Could you copy every line from the material below in which "Kruskal" appears?

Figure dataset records
:::
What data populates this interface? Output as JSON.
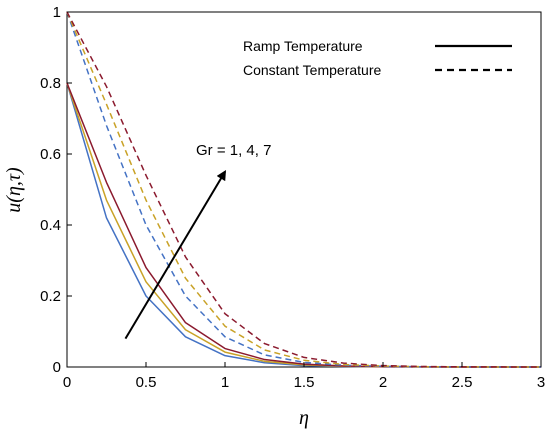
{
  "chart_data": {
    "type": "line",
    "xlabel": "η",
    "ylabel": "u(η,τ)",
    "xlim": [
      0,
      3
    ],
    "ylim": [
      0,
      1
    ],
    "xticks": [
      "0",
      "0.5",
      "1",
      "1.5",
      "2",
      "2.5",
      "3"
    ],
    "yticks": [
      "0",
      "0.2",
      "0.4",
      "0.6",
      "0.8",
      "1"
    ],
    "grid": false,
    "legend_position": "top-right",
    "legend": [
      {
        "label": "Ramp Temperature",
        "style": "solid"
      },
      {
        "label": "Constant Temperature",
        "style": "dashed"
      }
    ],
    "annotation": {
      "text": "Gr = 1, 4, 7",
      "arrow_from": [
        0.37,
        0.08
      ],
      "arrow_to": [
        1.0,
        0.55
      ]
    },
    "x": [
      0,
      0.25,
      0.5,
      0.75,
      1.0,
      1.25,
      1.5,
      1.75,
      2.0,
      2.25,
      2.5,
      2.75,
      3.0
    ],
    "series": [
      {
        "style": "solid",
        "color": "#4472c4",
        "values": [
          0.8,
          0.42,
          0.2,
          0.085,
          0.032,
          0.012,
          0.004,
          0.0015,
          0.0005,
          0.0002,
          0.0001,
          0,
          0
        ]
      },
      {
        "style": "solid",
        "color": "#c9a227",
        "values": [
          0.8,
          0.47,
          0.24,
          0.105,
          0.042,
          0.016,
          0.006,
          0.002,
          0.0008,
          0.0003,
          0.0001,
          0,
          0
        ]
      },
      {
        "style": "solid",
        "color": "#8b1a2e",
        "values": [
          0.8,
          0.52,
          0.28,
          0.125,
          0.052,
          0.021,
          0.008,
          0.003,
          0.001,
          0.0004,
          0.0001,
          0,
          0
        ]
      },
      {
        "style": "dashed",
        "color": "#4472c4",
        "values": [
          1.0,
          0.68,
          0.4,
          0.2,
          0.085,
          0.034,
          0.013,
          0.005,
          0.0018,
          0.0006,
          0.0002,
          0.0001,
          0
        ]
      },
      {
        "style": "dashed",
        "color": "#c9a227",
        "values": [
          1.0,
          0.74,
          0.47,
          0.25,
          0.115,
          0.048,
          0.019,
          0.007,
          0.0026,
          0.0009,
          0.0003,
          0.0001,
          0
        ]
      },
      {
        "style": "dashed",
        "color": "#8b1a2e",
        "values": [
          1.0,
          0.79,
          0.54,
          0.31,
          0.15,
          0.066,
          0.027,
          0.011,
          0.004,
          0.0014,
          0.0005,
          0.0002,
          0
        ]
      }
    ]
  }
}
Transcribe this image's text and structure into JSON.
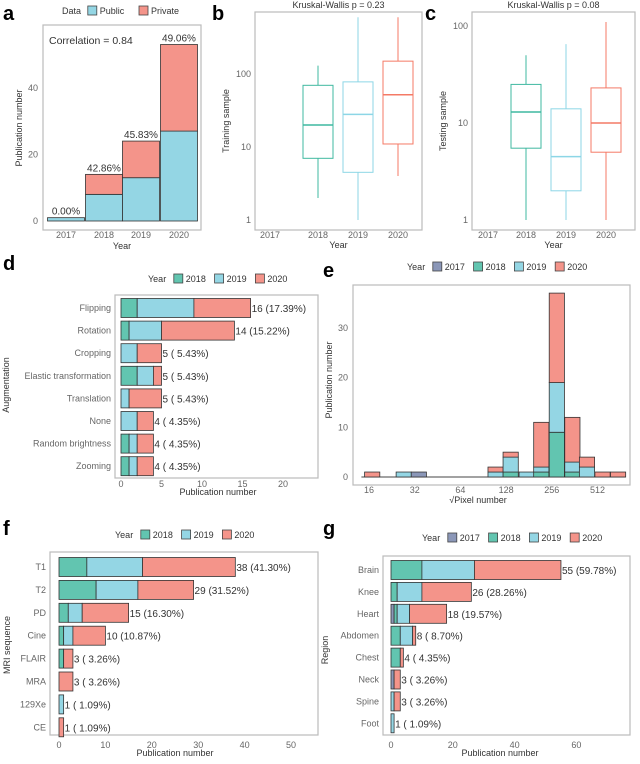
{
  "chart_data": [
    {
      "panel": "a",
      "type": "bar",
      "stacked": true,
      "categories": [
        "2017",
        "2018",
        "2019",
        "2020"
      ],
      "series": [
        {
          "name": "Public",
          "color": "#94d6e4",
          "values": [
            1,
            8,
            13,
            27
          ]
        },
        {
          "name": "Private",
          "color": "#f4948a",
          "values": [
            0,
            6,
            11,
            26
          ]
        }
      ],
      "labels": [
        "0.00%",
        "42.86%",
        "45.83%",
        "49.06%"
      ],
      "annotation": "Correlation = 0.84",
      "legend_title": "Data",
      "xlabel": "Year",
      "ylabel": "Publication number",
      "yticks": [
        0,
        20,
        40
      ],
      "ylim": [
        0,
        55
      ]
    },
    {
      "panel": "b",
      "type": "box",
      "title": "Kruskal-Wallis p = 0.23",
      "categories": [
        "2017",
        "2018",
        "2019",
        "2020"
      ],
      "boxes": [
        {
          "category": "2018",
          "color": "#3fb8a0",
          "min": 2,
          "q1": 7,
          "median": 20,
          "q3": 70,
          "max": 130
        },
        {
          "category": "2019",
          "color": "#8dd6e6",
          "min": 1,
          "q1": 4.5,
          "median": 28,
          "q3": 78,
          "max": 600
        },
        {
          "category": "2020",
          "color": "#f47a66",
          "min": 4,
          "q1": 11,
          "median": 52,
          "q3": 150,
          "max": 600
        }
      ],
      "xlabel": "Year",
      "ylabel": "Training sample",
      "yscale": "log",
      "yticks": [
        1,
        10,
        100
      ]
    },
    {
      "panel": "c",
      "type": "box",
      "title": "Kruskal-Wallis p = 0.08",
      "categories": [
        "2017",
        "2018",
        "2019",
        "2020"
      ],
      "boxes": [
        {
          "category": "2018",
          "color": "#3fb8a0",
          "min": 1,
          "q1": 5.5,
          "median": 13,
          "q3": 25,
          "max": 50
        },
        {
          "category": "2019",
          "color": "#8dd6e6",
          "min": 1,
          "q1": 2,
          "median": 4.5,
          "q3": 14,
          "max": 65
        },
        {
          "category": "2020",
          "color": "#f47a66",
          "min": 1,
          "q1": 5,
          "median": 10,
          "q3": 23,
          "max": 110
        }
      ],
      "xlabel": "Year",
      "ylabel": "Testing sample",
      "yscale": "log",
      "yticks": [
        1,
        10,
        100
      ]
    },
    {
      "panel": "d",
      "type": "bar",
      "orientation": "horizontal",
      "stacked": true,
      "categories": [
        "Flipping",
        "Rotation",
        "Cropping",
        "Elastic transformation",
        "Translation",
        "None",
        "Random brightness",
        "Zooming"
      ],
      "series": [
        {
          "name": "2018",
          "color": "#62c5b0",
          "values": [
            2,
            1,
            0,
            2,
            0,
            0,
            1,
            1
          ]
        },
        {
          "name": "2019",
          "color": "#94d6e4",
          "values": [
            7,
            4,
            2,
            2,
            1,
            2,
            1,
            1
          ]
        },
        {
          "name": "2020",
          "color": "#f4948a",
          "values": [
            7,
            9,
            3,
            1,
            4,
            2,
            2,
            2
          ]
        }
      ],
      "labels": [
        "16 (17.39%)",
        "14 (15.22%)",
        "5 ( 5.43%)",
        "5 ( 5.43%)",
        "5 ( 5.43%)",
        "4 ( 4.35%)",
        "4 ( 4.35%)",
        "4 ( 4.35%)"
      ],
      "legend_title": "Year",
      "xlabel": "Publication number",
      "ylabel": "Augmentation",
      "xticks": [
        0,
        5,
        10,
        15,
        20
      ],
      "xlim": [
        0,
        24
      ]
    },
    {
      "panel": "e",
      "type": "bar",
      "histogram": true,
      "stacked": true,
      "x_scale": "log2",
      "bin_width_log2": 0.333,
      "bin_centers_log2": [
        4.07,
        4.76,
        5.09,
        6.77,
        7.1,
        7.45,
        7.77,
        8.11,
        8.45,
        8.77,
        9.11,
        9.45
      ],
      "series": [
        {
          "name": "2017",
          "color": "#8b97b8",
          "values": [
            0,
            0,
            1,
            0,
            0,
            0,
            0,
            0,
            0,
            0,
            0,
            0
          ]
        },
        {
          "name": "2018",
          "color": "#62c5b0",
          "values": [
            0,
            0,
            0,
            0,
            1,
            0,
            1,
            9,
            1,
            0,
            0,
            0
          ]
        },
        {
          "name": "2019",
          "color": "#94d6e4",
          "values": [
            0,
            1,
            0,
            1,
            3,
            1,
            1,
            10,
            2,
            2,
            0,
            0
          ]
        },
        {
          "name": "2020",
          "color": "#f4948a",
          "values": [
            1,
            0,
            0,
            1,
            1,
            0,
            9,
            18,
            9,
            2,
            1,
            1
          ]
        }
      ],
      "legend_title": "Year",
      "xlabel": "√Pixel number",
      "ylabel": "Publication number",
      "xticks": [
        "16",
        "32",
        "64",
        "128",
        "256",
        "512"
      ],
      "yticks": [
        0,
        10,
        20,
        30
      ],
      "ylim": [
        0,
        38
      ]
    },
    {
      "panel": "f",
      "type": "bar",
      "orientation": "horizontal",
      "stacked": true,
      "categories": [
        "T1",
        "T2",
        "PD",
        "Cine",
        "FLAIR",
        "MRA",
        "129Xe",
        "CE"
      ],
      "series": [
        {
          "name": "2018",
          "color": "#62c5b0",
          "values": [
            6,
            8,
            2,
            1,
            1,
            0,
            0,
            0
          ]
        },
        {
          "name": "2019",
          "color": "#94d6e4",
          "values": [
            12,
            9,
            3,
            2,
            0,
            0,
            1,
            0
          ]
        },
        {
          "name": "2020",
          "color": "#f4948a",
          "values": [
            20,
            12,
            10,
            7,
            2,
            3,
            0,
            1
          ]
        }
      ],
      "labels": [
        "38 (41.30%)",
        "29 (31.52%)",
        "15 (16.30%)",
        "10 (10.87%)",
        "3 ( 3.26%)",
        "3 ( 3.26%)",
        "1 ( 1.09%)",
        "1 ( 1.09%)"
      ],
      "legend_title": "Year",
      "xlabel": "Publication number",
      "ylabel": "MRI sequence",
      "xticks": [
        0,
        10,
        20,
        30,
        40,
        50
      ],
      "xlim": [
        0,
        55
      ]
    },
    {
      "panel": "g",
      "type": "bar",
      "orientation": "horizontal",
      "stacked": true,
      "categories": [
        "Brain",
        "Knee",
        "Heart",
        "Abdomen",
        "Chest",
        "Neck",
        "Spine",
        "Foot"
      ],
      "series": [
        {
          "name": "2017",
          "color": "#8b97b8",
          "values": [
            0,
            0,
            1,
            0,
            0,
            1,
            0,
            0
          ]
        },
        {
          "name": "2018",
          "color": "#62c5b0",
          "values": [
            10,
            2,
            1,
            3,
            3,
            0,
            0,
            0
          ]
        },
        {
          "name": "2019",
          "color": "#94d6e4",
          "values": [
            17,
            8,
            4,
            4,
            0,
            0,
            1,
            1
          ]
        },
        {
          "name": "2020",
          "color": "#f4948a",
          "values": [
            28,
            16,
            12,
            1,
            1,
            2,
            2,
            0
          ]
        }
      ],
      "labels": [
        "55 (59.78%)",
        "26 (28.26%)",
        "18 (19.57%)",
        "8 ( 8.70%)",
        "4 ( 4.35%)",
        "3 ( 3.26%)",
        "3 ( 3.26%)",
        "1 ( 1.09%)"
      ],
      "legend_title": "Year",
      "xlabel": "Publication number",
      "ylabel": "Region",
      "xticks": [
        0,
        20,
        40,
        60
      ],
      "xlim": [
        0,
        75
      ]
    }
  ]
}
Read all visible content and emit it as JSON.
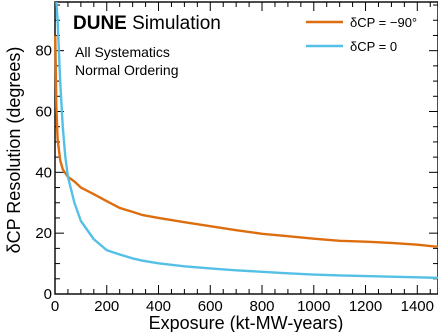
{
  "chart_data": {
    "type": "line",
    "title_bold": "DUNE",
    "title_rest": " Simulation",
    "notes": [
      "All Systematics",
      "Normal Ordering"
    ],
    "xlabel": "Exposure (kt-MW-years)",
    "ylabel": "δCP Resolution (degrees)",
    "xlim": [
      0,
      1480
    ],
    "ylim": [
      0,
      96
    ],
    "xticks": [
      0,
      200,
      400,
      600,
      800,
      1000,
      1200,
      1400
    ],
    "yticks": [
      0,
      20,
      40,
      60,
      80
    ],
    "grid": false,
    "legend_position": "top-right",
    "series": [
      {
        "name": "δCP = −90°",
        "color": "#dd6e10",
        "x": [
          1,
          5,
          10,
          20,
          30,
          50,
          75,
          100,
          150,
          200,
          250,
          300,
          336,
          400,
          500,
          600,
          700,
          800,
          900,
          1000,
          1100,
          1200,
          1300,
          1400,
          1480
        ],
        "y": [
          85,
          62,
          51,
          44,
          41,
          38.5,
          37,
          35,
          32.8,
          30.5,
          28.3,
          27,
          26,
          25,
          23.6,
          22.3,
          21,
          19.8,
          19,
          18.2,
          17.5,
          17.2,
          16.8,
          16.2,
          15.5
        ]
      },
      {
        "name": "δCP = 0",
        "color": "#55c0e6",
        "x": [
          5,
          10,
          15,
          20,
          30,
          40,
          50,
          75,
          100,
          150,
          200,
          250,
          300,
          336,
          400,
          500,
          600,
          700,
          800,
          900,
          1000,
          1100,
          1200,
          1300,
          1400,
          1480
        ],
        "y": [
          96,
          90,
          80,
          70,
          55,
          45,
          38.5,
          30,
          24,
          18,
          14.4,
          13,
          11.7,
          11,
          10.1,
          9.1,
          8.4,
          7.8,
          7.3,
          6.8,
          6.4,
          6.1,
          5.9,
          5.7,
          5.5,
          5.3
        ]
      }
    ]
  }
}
:::
◆ **Answer to this task**:
      "title": "Kruskal-Wallis p = 0.23",
      "title": "Kruskal-Wallis p = 0.08",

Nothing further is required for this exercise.